TEXT EXCERPT:
::::::

Well, this ties back to the earlier question about childhood favourites. I have a small but pretty cool collection of ex-library copies of the books I adored growing up. I add to it every so often. It’s mostly what I refer to as “existential children’s lit” from the 60s and 70s — Dominic by William Steig, From the Mixed-Up Files of Mrs. Basil E. Frankweiler by E.L. Konigsburg. Some Maurice Sendak, of course. The Mysterious Disappearance of Leon (I Mean Noel) and The Westing Game by Ellen Raskin. Louise Fitzhugh’s Harriet the Spy is probably the book I read the most times as a kid and is probably what made me want to write. It might also be why I love eavesdropping, to this day. There are a few lesser known titles as well: Amy’s Eyes by Richard Kennedy, about a bunch of misfit pirate animals, and The Stray by Betsy James Wyeth, which still makes me cry like an idiot when I read it now. A lot of these books have animals as characters, a standard trope in kids’ books from those decades, which sadly has fallen out of fashion. Something about anthropomorphism being bad for kids… oh well.

::::::

ITEMS:
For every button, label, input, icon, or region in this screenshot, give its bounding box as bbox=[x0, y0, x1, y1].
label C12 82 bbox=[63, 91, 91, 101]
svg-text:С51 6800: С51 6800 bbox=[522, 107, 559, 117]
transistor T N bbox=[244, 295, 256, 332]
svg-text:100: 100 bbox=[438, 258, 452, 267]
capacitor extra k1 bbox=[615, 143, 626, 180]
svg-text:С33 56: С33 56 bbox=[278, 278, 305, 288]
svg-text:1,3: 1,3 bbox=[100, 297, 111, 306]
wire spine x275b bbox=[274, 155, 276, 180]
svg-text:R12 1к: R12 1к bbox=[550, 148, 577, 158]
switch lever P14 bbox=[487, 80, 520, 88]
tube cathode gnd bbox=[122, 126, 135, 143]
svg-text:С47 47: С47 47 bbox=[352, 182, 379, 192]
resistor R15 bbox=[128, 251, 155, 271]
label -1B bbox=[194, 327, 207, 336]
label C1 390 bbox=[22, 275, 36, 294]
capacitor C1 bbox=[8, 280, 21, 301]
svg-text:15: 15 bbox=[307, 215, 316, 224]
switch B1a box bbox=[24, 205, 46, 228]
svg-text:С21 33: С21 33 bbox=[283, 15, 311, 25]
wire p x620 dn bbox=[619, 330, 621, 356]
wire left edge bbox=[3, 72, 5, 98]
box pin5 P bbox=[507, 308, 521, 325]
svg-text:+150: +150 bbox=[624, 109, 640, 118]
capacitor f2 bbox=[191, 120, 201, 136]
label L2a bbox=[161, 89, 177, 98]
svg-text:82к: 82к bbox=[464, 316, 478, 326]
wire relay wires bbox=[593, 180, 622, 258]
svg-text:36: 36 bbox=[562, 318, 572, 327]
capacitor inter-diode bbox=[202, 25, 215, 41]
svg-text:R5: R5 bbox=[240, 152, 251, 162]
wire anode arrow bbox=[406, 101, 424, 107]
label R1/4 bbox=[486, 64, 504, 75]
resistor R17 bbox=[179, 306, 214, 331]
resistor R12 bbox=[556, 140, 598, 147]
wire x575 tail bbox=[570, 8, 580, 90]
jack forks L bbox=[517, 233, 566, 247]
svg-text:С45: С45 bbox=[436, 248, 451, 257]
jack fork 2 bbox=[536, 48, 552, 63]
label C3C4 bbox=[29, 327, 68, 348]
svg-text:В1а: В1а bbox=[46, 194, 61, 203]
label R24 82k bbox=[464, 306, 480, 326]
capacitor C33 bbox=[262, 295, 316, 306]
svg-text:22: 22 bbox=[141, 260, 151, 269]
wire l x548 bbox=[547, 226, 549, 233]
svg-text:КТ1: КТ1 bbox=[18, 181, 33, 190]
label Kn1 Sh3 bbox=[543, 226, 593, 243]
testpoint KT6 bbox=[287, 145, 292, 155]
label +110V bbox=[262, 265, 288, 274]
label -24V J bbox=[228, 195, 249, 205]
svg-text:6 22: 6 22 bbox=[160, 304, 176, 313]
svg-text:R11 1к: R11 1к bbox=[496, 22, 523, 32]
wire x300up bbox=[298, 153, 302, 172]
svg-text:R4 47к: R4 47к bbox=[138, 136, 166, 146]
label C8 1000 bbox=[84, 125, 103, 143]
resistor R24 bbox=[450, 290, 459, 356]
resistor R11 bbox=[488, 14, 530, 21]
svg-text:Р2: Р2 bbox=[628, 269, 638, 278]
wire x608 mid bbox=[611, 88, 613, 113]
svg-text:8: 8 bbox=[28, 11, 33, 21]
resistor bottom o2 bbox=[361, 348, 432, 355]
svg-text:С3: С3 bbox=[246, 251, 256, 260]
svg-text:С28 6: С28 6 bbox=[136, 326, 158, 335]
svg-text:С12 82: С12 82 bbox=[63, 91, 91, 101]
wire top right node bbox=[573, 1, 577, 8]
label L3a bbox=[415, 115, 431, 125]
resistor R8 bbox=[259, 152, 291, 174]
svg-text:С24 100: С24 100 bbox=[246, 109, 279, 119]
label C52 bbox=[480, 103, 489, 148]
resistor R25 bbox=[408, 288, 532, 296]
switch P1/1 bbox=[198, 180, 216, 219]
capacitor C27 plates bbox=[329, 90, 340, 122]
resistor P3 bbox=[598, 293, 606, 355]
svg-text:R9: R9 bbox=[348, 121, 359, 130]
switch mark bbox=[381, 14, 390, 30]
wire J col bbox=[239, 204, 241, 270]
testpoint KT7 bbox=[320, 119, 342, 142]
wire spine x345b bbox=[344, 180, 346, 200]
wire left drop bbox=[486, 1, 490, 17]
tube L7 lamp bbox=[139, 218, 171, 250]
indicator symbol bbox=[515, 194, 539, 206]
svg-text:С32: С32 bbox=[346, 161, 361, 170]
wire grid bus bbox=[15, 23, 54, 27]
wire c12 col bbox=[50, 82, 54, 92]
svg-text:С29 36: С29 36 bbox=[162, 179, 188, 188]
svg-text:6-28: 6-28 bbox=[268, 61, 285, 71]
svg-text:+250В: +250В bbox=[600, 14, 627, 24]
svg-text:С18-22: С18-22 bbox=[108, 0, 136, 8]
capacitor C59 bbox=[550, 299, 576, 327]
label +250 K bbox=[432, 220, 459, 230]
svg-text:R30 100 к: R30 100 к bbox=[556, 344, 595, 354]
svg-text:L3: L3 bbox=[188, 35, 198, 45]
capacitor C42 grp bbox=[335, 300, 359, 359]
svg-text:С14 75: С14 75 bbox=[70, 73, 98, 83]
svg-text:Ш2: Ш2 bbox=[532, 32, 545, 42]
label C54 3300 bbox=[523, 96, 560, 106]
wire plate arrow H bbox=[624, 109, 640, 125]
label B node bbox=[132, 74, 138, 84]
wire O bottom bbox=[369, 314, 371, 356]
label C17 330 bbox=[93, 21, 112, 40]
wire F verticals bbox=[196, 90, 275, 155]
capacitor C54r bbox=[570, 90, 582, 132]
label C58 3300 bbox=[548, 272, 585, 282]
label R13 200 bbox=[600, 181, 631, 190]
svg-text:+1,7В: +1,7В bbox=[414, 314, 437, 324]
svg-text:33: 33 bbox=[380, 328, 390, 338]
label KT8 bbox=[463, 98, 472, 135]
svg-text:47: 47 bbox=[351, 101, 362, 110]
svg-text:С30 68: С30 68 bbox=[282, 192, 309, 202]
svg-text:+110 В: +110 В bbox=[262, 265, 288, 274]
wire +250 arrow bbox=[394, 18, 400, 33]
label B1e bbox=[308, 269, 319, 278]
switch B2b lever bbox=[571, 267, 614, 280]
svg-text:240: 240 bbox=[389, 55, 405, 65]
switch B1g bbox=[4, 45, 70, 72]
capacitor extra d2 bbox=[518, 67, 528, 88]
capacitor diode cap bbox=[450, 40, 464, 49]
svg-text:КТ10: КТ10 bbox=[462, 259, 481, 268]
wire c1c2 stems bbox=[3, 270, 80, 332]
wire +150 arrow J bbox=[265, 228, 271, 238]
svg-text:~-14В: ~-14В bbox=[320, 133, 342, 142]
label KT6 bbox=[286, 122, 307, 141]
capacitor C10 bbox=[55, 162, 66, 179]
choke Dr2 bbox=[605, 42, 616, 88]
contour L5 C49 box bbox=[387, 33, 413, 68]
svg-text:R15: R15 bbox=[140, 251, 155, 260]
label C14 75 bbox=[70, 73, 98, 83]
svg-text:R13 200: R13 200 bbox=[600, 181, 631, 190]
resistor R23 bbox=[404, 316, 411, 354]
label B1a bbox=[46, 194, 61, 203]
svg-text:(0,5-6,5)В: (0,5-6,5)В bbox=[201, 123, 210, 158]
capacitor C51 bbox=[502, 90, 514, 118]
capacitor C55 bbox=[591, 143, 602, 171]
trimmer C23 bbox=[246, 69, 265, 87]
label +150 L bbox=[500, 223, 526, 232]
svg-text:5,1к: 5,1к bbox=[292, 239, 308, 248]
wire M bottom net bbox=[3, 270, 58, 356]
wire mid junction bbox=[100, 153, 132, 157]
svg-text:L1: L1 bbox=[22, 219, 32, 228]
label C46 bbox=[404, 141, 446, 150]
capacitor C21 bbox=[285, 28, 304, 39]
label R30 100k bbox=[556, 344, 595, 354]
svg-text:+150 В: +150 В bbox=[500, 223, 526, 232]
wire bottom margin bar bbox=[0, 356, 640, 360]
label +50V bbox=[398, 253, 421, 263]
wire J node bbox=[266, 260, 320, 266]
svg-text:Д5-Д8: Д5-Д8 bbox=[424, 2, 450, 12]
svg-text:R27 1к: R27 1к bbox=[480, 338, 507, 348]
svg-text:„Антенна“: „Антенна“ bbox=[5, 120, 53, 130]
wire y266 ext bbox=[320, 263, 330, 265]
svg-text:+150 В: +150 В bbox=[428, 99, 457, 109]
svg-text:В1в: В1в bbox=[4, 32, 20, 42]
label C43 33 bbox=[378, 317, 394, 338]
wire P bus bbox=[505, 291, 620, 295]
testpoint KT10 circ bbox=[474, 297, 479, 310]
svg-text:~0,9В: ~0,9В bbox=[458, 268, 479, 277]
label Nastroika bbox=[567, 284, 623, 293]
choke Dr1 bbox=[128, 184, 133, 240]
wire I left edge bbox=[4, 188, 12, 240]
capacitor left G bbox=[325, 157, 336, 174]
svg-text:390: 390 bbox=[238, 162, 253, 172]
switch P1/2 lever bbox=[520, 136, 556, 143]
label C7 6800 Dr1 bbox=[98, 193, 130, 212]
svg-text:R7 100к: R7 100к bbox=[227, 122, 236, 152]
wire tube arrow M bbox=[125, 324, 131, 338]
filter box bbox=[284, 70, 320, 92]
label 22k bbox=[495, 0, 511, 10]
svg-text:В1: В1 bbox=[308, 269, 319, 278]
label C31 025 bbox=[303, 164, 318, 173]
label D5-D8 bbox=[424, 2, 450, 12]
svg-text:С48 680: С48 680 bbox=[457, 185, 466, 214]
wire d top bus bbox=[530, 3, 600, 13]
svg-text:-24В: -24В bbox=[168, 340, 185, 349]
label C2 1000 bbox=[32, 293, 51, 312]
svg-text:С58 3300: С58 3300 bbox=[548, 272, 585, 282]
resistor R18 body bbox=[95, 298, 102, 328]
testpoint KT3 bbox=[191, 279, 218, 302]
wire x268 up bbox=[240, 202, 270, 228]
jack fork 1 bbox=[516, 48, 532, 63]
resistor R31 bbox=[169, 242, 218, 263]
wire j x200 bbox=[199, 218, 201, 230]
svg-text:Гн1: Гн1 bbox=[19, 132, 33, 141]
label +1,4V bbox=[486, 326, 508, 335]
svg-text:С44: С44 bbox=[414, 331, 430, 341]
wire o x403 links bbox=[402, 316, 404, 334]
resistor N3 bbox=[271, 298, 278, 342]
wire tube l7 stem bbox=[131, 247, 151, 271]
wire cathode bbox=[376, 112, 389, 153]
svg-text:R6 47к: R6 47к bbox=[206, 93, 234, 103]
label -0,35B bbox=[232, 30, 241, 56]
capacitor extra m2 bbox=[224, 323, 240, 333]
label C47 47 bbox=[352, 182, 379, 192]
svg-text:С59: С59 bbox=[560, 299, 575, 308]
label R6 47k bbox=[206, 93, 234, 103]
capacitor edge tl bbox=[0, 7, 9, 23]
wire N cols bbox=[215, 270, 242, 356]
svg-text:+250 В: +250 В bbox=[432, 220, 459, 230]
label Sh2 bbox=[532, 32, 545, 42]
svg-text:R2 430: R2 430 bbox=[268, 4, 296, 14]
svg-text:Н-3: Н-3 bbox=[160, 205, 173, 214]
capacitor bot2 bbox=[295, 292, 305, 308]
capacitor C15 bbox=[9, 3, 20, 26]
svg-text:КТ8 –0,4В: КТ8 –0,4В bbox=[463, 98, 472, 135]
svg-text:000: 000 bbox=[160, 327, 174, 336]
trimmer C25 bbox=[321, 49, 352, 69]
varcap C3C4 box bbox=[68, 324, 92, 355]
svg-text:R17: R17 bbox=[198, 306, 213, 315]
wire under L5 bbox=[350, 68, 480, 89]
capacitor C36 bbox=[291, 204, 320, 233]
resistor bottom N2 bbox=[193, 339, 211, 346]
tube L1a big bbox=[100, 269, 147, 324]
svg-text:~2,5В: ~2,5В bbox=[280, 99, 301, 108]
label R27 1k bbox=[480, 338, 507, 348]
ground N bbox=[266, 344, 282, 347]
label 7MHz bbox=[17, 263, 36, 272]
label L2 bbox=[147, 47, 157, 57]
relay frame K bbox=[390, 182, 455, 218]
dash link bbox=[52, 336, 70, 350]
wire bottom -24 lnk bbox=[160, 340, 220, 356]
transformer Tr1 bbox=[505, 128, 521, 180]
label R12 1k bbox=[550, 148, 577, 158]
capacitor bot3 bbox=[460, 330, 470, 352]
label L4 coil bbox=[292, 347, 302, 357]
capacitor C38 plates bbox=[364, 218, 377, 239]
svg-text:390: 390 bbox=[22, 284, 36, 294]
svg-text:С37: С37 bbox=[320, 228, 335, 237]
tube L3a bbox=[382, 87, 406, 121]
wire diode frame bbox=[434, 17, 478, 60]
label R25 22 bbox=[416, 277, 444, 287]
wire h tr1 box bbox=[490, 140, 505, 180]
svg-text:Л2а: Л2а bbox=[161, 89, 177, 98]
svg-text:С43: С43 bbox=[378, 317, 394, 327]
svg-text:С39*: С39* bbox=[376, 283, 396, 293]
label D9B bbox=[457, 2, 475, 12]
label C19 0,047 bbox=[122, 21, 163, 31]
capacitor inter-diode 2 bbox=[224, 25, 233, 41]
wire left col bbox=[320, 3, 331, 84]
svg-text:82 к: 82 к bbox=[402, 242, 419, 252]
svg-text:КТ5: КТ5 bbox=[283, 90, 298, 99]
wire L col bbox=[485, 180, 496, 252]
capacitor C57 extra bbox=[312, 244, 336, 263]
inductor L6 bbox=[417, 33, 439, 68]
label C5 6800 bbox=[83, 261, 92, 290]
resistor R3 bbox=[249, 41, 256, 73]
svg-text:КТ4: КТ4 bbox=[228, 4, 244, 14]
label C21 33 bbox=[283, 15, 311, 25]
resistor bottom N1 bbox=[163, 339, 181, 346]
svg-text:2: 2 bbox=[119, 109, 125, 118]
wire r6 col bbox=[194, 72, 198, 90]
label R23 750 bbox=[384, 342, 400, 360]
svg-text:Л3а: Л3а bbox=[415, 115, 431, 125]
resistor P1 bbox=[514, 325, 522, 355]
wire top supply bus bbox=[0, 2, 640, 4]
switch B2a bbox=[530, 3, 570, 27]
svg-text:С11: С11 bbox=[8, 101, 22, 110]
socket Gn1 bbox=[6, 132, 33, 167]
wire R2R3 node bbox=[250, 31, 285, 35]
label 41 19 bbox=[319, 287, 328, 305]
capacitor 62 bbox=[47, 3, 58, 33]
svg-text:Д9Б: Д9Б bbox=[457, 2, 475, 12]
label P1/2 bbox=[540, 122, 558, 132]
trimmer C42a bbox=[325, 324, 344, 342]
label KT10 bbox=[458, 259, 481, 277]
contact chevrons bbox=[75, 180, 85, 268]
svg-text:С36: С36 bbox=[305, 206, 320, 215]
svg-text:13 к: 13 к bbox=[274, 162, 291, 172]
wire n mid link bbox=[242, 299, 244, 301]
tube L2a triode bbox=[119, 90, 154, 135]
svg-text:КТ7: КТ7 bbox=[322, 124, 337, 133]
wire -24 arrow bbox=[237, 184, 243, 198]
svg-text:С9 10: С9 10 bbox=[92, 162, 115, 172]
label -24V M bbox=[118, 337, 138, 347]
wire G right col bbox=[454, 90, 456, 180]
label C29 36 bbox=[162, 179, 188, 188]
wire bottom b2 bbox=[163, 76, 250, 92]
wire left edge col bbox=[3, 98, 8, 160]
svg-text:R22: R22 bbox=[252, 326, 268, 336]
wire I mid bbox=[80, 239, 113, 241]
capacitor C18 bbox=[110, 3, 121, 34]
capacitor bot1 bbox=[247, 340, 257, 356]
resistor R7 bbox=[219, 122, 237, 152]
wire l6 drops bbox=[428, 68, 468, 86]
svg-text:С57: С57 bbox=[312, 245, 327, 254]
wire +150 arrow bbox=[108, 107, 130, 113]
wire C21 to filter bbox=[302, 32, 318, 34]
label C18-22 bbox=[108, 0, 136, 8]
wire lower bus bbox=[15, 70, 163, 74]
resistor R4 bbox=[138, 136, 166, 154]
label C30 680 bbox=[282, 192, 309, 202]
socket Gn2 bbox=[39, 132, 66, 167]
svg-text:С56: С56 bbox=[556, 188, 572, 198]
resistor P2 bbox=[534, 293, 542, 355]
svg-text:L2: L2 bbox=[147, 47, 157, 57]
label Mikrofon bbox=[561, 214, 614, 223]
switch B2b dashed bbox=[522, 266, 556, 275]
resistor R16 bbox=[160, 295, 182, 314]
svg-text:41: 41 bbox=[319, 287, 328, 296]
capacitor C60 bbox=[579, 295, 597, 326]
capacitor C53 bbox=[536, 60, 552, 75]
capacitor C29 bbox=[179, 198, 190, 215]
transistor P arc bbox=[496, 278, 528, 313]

::::::

LIST OF TASKS:
• 1. In the passage about the writer's collection of childhood books, which book was read the most times as a kid?
• 2. Carry the passage about the writer's collection of childhood books forward from its final sentence.

ANSWER SET:
• 1. Harriet the Spy by Louise Fitzhugh.

• 2.
Are you a hoarder or a give-away-er with books?

I hoard. I lend books, but I do it very carefully. I have a list. I will remind people of what they need to return to me. I don’t lend to people who are likely to get sauce all over everything.

What’s the last book you purchased?

I was just at Lucky’s and I picked up Fever Chart by Bill Cotter and a big, beautiful, coffee-table-sized collection of comic strips, Hand-Drying in America by Ben Katchor. He’s of the slightly older generation of underground comics guys. He’s a great old curmudgeon and I can’t wait to dive into it.

What’s the last book you lent/gave away?

Probably Swamplandia! by Karen Russell. Fantastic book. There was a rumour going around that they were going to make it into an HBO show and I really hope that happens. I also tend to leave books at my parents’ house in Quebec when I go and visit and so it’s like I’m building a parallel collection on the other side of the country.

 Your life story is published tomorrow; the title is…?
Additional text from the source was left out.